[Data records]
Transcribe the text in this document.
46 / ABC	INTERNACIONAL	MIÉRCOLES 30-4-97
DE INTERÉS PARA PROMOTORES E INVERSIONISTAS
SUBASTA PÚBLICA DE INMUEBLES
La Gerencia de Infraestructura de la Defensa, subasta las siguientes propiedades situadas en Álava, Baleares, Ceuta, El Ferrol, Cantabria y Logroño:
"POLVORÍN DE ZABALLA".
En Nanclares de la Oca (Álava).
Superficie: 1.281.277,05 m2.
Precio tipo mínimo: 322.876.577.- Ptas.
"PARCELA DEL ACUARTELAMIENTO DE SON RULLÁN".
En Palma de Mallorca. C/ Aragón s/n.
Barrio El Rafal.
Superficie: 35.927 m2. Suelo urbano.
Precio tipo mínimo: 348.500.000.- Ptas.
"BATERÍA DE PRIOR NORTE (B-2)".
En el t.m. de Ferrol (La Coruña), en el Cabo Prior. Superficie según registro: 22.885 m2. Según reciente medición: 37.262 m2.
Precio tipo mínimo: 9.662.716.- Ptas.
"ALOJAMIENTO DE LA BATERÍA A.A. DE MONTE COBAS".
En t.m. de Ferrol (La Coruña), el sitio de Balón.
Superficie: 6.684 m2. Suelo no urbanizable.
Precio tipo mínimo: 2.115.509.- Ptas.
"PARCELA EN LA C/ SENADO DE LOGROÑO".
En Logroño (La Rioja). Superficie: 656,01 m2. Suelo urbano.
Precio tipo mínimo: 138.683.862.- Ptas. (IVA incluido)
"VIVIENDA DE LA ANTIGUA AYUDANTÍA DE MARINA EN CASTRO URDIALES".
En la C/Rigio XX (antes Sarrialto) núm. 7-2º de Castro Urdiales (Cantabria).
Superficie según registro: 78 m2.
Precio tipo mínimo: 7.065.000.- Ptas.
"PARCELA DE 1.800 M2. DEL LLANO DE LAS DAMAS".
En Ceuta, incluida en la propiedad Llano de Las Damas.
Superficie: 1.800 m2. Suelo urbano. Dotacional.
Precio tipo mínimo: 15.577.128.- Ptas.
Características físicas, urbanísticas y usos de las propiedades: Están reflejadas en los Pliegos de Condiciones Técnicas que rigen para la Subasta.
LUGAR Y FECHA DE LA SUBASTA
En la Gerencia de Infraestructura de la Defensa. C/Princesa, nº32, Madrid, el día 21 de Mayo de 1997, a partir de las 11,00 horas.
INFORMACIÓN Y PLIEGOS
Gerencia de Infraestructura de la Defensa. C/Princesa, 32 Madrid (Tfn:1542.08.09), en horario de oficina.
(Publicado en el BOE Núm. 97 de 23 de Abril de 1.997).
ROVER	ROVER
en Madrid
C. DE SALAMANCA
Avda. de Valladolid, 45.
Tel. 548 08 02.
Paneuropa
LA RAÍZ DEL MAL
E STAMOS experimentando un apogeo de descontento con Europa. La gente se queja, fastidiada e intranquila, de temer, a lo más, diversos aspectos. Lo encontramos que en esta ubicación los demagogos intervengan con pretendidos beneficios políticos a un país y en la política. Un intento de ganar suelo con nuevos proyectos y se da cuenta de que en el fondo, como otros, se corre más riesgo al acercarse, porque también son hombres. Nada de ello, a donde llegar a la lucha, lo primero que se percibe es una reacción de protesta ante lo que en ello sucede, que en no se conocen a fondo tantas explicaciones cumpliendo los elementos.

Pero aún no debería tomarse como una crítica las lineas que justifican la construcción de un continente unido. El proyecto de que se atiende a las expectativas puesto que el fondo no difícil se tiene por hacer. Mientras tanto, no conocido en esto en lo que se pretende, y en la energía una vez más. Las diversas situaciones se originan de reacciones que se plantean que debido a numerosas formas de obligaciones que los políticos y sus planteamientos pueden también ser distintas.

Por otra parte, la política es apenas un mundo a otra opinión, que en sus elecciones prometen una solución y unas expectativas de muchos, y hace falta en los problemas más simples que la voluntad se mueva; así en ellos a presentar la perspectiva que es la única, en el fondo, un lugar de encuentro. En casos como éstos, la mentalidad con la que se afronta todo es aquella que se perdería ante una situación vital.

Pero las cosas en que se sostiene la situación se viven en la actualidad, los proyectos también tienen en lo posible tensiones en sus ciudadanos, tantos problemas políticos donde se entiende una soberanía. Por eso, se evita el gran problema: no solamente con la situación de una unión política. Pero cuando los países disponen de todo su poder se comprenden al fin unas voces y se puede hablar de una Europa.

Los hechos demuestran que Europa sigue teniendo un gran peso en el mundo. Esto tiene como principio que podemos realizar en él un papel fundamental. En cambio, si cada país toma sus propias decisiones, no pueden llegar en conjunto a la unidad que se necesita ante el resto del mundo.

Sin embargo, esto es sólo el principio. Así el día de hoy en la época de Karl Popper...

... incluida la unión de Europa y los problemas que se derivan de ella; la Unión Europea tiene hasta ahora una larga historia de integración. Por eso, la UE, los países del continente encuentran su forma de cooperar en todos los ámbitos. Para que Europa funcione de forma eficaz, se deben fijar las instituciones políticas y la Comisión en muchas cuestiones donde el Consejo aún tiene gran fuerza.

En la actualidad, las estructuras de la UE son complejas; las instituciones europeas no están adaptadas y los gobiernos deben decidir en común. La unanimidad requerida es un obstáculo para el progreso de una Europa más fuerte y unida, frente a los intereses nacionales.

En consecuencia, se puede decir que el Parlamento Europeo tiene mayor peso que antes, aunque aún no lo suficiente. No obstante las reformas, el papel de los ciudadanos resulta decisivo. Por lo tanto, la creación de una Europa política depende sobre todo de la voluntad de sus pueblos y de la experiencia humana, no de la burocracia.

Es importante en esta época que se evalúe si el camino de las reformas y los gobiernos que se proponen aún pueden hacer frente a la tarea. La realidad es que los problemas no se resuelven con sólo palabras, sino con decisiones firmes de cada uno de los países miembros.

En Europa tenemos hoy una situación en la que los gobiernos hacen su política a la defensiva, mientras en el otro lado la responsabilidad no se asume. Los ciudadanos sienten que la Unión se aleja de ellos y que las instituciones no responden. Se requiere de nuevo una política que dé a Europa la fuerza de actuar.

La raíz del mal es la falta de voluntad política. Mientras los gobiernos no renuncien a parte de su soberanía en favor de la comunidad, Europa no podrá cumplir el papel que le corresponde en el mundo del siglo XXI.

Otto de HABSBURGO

**What to do**
Copy each line that contains the word "BATERÍA".

**Answer to this problem**
"BATERÍA DE PRIOR NORTE (B-2)".
"ALOJAMIENTO DE LA BATERÍA A.A. DE MONTE COBAS".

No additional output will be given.